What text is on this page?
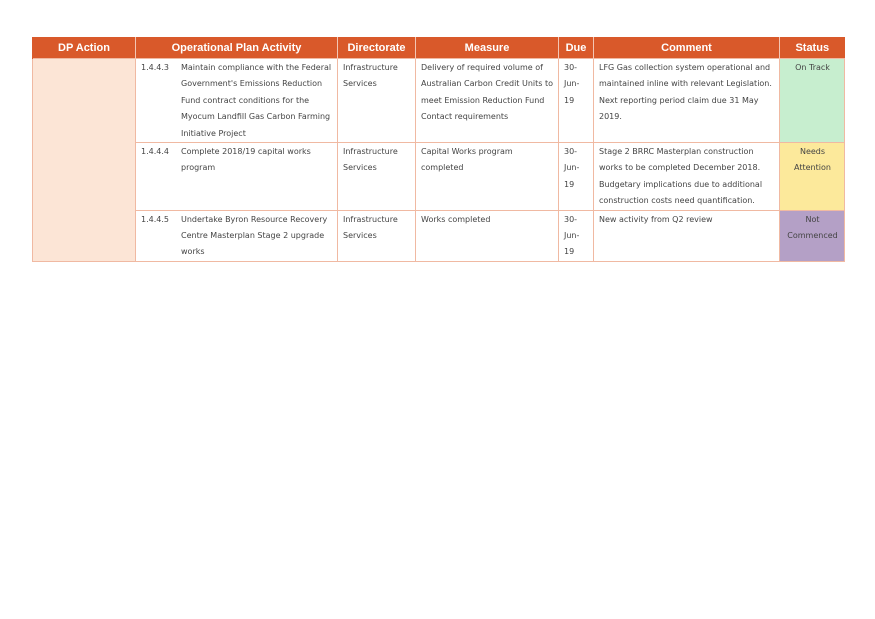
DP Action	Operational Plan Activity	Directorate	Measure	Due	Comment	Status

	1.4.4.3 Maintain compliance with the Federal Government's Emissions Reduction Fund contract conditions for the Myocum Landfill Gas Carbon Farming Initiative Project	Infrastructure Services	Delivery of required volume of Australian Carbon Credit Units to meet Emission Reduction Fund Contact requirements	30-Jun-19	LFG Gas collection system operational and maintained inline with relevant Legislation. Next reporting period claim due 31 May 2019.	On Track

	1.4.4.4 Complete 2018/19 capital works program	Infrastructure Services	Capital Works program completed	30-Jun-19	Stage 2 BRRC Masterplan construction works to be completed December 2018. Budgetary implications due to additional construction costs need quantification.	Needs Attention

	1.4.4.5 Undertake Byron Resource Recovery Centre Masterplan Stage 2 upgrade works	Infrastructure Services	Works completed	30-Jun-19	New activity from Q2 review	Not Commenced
###
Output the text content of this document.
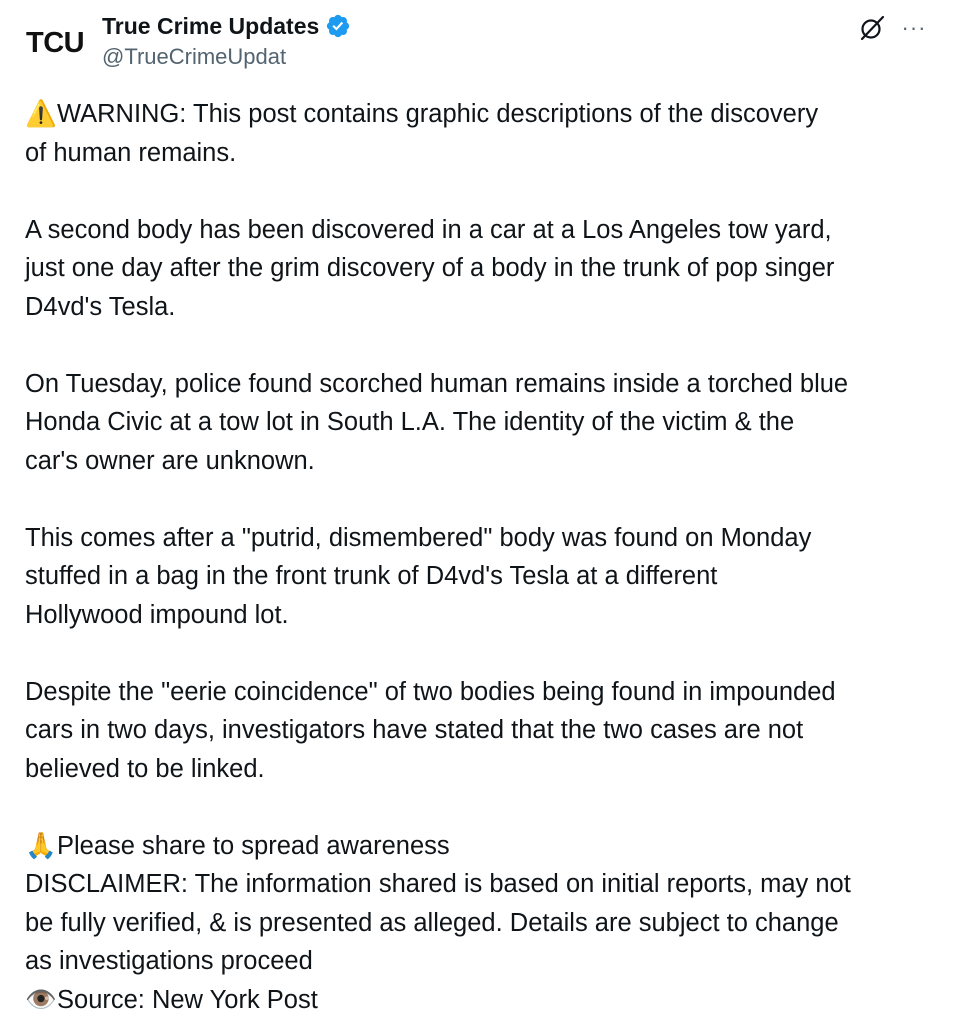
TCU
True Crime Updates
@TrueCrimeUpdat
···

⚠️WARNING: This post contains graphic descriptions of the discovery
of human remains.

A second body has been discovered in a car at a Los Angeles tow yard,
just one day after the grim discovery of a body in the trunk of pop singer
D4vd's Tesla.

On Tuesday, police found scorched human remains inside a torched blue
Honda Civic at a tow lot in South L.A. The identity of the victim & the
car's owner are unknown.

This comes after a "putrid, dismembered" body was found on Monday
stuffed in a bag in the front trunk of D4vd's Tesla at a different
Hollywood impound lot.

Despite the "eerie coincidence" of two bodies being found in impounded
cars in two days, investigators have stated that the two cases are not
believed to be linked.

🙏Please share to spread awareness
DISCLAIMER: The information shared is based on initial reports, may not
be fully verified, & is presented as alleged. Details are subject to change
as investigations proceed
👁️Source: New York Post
###
## [What this task involves]
Filter the entries down to the lines containing "works". Copy each of those lines.

## [Solution]
	1.4.4.4 Complete 2018/19 capital works program	Infrastructure Services	Capital Works program completed	30-Jun-19	Stage 2 BRRC Masterplan construction works to be completed December 2018. Budgetary implications due to additional construction costs need quantification.	Needs Attention
	1.4.4.5 Undertake Byron Resource Recovery Centre Masterplan Stage 2 upgrade works	Infrastructure Services	Works completed	30-Jun-19	New activity from Q2 review	Not Commenced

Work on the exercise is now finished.